-- START --

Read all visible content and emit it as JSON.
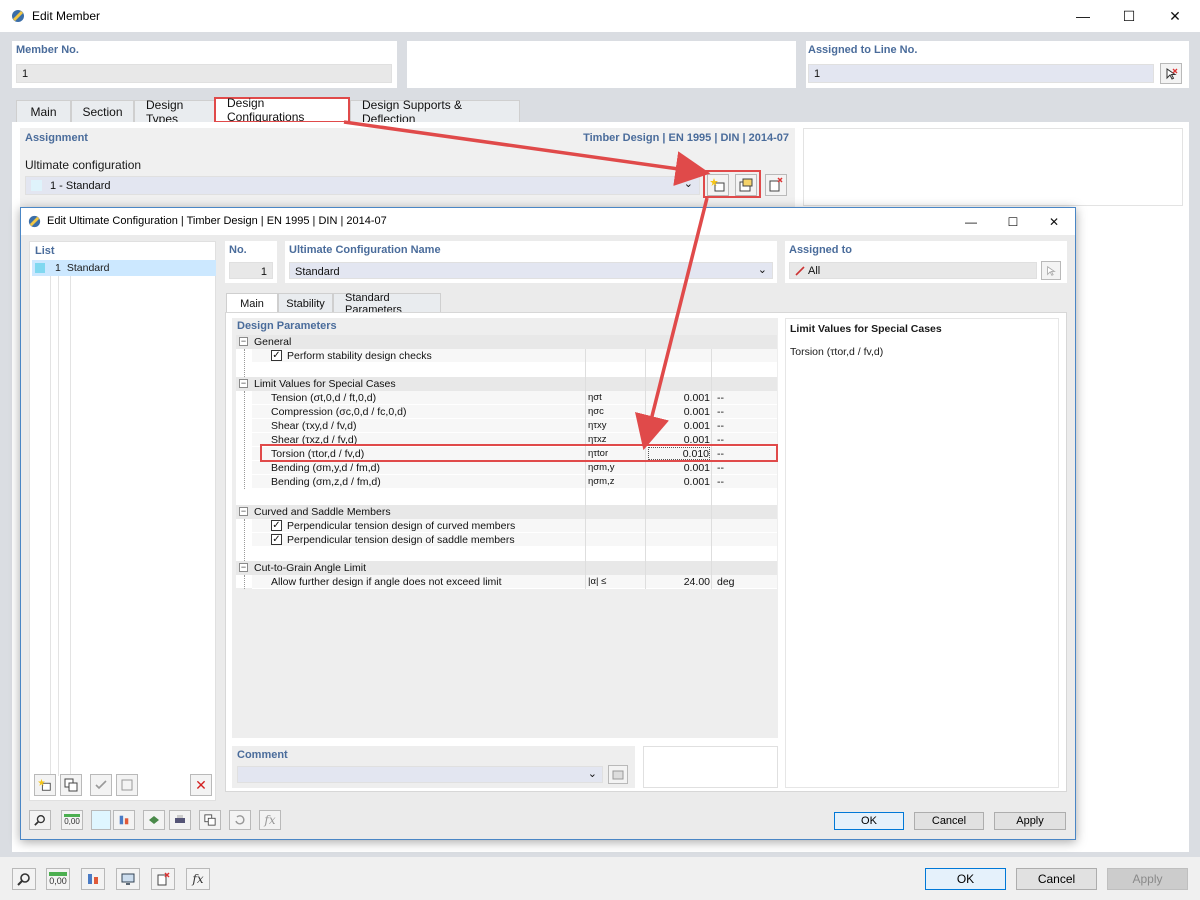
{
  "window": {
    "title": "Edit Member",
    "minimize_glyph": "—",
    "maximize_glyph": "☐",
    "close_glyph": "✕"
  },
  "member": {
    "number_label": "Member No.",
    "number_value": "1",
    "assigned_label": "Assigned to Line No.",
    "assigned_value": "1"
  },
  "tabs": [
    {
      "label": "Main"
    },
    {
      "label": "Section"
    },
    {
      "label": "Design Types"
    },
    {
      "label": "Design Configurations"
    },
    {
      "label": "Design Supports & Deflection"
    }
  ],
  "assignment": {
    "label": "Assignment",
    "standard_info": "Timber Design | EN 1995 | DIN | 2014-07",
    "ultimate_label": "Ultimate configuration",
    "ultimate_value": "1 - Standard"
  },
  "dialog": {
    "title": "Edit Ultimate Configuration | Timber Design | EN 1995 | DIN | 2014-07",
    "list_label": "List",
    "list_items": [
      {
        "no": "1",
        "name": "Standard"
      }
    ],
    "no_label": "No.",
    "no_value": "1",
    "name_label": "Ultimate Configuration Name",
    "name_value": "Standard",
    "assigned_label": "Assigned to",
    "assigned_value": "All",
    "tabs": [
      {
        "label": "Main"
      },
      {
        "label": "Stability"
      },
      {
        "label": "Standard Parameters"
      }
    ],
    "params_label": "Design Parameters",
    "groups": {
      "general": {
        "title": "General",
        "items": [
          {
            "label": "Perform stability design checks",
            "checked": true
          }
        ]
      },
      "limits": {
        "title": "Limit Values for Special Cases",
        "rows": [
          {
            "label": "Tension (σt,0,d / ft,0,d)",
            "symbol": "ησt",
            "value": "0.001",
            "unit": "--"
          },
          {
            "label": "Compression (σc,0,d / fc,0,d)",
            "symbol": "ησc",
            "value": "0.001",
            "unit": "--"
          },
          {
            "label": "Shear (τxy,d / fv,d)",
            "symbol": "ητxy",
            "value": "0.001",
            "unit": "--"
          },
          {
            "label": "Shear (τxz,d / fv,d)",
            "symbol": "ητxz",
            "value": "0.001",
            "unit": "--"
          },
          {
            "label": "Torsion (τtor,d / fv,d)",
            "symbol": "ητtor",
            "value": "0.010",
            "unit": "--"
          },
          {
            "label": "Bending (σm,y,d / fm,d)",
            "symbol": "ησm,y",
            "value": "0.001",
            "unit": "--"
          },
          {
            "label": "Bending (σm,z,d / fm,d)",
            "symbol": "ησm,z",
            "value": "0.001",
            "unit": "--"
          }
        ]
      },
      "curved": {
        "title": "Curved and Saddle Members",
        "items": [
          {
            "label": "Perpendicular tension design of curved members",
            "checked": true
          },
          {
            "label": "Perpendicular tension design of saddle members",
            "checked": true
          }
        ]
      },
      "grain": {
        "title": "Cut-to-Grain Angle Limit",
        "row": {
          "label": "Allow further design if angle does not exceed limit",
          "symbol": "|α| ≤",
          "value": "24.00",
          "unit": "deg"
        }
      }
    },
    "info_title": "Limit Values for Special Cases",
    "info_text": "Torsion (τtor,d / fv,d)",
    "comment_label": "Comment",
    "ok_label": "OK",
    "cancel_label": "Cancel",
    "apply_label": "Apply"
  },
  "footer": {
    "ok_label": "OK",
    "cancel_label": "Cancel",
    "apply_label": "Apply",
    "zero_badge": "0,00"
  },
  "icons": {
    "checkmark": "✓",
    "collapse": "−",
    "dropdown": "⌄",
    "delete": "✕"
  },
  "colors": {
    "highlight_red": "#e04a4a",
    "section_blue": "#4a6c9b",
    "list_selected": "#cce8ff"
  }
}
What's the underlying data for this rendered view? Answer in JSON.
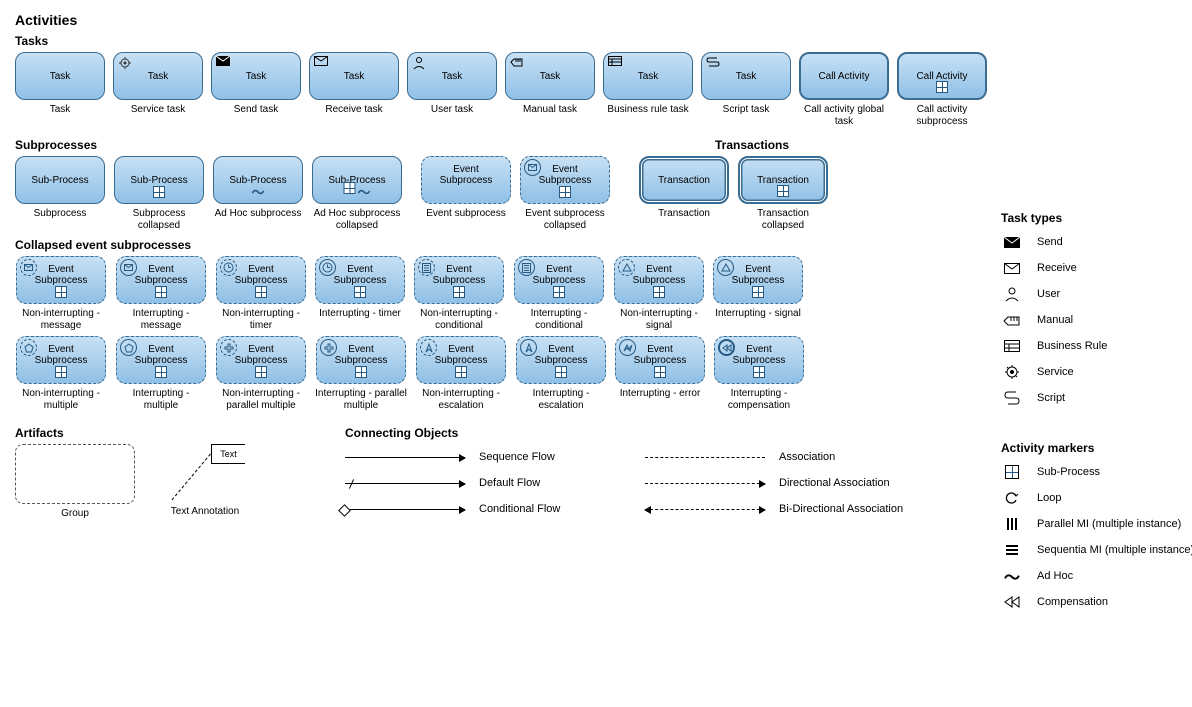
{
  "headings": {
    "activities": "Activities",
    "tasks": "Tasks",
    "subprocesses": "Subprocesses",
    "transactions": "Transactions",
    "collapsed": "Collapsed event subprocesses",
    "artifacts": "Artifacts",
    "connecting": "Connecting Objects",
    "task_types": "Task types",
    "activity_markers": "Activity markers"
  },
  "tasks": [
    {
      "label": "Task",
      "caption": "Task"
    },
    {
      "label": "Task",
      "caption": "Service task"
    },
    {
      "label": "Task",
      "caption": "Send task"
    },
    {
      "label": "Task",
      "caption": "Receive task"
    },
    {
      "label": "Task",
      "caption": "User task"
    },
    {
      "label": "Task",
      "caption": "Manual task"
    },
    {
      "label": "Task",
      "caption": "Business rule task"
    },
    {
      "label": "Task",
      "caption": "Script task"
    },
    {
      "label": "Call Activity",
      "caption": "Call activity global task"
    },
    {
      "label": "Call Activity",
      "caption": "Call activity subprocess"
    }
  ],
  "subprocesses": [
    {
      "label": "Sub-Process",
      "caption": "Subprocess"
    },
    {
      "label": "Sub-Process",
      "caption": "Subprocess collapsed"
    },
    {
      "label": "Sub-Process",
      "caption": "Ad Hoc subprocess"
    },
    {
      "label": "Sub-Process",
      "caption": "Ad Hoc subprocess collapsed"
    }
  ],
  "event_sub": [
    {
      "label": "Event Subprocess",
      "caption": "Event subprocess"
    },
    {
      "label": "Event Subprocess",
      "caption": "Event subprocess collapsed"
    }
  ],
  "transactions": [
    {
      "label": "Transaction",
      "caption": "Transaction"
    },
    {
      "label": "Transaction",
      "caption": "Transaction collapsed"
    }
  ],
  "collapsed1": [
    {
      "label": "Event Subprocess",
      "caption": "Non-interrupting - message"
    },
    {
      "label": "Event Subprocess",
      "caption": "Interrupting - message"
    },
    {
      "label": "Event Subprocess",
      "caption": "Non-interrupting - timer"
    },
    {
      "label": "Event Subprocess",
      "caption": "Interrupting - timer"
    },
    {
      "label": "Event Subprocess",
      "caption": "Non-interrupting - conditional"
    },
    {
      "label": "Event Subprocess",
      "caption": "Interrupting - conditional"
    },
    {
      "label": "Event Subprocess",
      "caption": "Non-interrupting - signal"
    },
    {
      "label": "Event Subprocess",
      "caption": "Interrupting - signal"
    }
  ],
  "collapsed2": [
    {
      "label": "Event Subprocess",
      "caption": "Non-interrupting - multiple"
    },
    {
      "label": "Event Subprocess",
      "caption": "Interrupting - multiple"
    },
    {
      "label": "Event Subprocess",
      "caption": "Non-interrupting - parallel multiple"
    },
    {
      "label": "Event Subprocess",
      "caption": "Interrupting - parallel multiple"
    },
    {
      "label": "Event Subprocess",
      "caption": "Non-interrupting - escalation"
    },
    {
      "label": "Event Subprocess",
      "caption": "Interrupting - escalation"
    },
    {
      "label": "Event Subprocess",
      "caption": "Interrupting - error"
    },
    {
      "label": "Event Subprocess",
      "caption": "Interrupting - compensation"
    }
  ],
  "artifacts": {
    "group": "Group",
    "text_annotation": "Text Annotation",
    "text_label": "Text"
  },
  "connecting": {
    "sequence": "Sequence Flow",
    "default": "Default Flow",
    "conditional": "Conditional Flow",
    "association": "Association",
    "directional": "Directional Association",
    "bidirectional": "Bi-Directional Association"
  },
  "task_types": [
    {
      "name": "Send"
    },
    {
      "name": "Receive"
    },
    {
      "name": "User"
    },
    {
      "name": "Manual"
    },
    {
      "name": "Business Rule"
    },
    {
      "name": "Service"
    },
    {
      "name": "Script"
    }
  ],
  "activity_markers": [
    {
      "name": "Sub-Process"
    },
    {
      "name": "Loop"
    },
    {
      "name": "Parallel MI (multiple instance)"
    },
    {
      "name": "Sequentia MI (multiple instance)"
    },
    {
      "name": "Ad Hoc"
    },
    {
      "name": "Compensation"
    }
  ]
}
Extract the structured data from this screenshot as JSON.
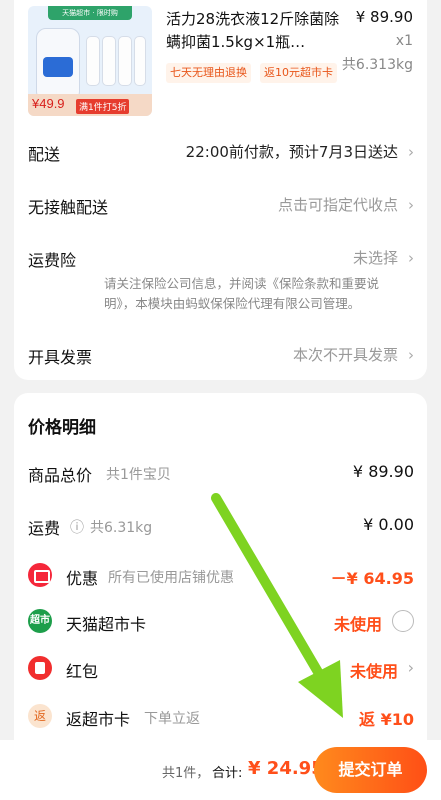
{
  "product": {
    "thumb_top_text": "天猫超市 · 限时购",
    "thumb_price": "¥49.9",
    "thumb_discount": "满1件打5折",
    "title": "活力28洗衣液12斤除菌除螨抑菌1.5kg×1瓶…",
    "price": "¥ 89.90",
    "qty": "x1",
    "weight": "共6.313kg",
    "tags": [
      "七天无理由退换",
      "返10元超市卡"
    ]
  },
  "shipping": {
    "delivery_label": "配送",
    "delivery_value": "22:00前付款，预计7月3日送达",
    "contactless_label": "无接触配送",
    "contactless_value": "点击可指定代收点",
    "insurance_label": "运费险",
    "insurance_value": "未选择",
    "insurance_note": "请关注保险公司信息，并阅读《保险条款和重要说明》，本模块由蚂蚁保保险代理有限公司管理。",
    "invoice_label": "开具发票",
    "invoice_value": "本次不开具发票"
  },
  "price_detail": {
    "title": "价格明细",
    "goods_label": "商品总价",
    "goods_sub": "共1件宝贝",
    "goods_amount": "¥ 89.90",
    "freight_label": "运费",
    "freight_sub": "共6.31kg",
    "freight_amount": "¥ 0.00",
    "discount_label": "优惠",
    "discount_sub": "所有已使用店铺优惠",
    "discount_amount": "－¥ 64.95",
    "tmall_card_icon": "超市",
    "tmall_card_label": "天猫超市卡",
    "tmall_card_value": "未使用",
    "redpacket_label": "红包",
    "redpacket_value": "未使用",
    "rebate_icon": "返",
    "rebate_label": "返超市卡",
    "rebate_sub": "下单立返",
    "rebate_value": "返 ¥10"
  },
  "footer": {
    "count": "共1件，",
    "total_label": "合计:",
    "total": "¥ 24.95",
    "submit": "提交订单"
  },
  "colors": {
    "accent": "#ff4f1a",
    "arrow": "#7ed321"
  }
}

-- END --

• **GIVEN REQUEST**
Every line from the one containing "Extract the structured" through the end of the entries above, both included, should be extracted exactly, with pictures left out.

• **RESULT**
Extract the structured data from this screenshot as JSON.
{
  "product": {
    "thumb_top_text": "天猫超市 · 限时购",
    "thumb_price": "¥49.9",
    "thumb_discount": "满1件打5折",
    "title": "活力28洗衣液12斤除菌除螨抑菌1.5kg×1瓶…",
    "price": "¥ 89.90",
    "qty": "x1",
    "weight": "共6.313kg",
    "tags": [
      "七天无理由退换",
      "返10元超市卡"
    ]
  },
  "shipping": {
    "delivery_label": "配送",
    "delivery_value": "22:00前付款，预计7月3日送达",
    "contactless_label": "无接触配送",
    "contactless_value": "点击可指定代收点",
    "insurance_label": "运费险",
    "insurance_value": "未选择",
    "insurance_note": "请关注保险公司信息，并阅读《保险条款和重要说明》，本模块由蚂蚁保保险代理有限公司管理。",
    "invoice_label": "开具发票",
    "invoice_value": "本次不开具发票"
  },
  "price_detail": {
    "title": "价格明细",
    "goods_label": "商品总价",
    "goods_sub": "共1件宝贝",
    "goods_amount": "¥ 89.90",
    "freight_label": "运费",
    "freight_sub": "共6.31kg",
    "freight_amount": "¥ 0.00",
    "discount_label": "优惠",
    "discount_sub": "所有已使用店铺优惠",
    "discount_amount": "－¥ 64.95",
    "tmall_card_icon": "超市",
    "tmall_card_label": "天猫超市卡",
    "tmall_card_value": "未使用",
    "redpacket_label": "红包",
    "redpacket_value": "未使用",
    "rebate_icon": "返",
    "rebate_label": "返超市卡",
    "rebate_sub": "下单立返",
    "rebate_value": "返 ¥10"
  },
  "footer": {
    "count": "共1件，",
    "total_label": "合计:",
    "total": "¥ 24.95",
    "submit": "提交订单"
  },
  "colors": {
    "accent": "#ff4f1a",
    "arrow": "#7ed321"
  }
}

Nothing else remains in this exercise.